• Set problem:
Locate each line in the items that contains the word "shape" and copy those lines out. Case counts.

Records of where elements appear
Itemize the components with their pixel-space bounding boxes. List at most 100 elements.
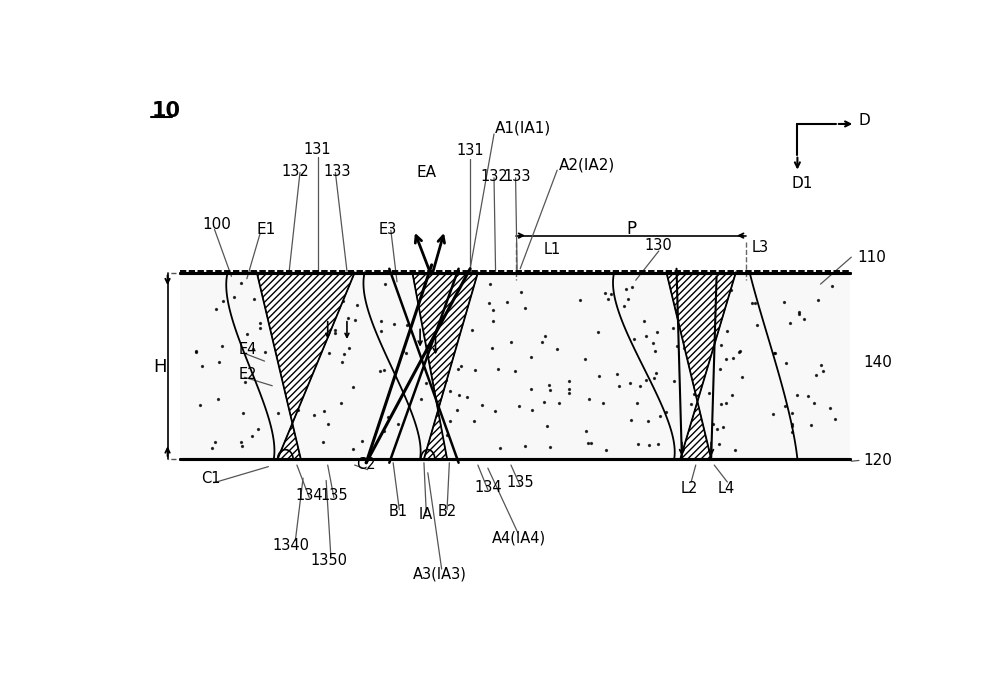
Point	[376, 426, 392, 437]
Text: L2: L2	[681, 481, 698, 496]
Point	[638, 330, 654, 341]
Point	[277, 333, 293, 343]
Point	[377, 279, 393, 290]
Point	[215, 295, 231, 306]
Point	[283, 354, 299, 365]
Point	[734, 372, 750, 383]
Point	[398, 347, 414, 358]
Point	[252, 318, 268, 328]
Polygon shape	[257, 273, 355, 459]
Text: 131: 131	[456, 143, 484, 158]
Point	[327, 324, 343, 335]
Point	[487, 406, 503, 417]
Point	[641, 439, 657, 450]
Point	[718, 354, 734, 364]
Point	[442, 386, 458, 396]
Point	[597, 288, 613, 299]
Point	[683, 398, 699, 409]
Point	[320, 418, 336, 429]
Point	[648, 368, 664, 379]
Text: 100: 100	[202, 218, 231, 233]
Point	[428, 355, 444, 366]
Point	[650, 439, 666, 450]
Point	[723, 285, 739, 296]
Point	[270, 407, 286, 418]
Text: D1: D1	[791, 175, 813, 190]
Point	[676, 343, 692, 354]
Polygon shape	[412, 273, 478, 459]
Point	[603, 289, 619, 300]
Point	[233, 277, 249, 288]
Point	[813, 360, 829, 371]
Point	[689, 316, 705, 327]
Point	[698, 354, 714, 365]
Point	[315, 437, 331, 447]
Point	[620, 293, 636, 304]
Point	[583, 437, 599, 448]
Text: 134: 134	[474, 480, 502, 495]
Text: A4(IA4): A4(IA4)	[492, 530, 546, 546]
Point	[451, 390, 467, 401]
Point	[561, 388, 577, 398]
Text: L3: L3	[752, 239, 769, 254]
Point	[499, 296, 515, 307]
Point	[629, 398, 645, 409]
Point	[791, 307, 807, 318]
Point	[335, 296, 351, 307]
Text: 134: 134	[295, 488, 323, 503]
Point	[727, 444, 743, 455]
Point	[791, 309, 807, 320]
Text: 120: 120	[863, 453, 892, 468]
Point	[306, 410, 322, 421]
Text: E2: E2	[238, 367, 257, 381]
Point	[386, 319, 402, 330]
Point	[492, 443, 508, 454]
Point	[581, 393, 597, 404]
Point	[376, 364, 392, 375]
Point	[204, 443, 220, 454]
Point	[442, 416, 458, 427]
Point	[749, 320, 765, 330]
Text: C1: C1	[201, 471, 220, 486]
Text: C2: C2	[356, 457, 376, 472]
Point	[449, 405, 465, 415]
Text: 132: 132	[480, 169, 508, 184]
Point	[616, 301, 632, 312]
Point	[226, 292, 242, 303]
Point	[380, 412, 396, 423]
Point	[719, 326, 735, 337]
Point	[713, 398, 729, 409]
Point	[282, 339, 298, 350]
Point	[276, 371, 292, 381]
Point	[354, 436, 370, 447]
Point	[474, 399, 490, 410]
Point	[481, 297, 497, 308]
Point	[320, 316, 336, 326]
Point	[523, 352, 539, 362]
Point	[290, 405, 306, 416]
Point	[600, 293, 616, 304]
Point	[590, 326, 606, 337]
Text: A1(IA1): A1(IA1)	[495, 120, 551, 135]
Point	[539, 421, 555, 432]
Point	[467, 365, 483, 376]
Point	[453, 361, 469, 372]
Point	[192, 399, 208, 410]
Point	[305, 293, 321, 304]
Point	[551, 398, 567, 409]
Point	[211, 356, 227, 367]
Point	[327, 328, 343, 339]
Text: 135: 135	[320, 488, 348, 503]
Point	[706, 291, 722, 302]
Point	[747, 298, 763, 309]
Point	[713, 339, 729, 350]
Point	[784, 426, 800, 437]
Point	[287, 371, 303, 382]
Point	[822, 403, 838, 413]
Point	[485, 316, 501, 326]
Point	[463, 286, 479, 296]
Point	[725, 353, 741, 364]
Point	[246, 294, 262, 305]
Text: E1: E1	[257, 222, 276, 237]
Point	[632, 380, 648, 391]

• In response:
Polygon shape	[257, 273, 355, 459]
Polygon shape	[412, 273, 478, 459]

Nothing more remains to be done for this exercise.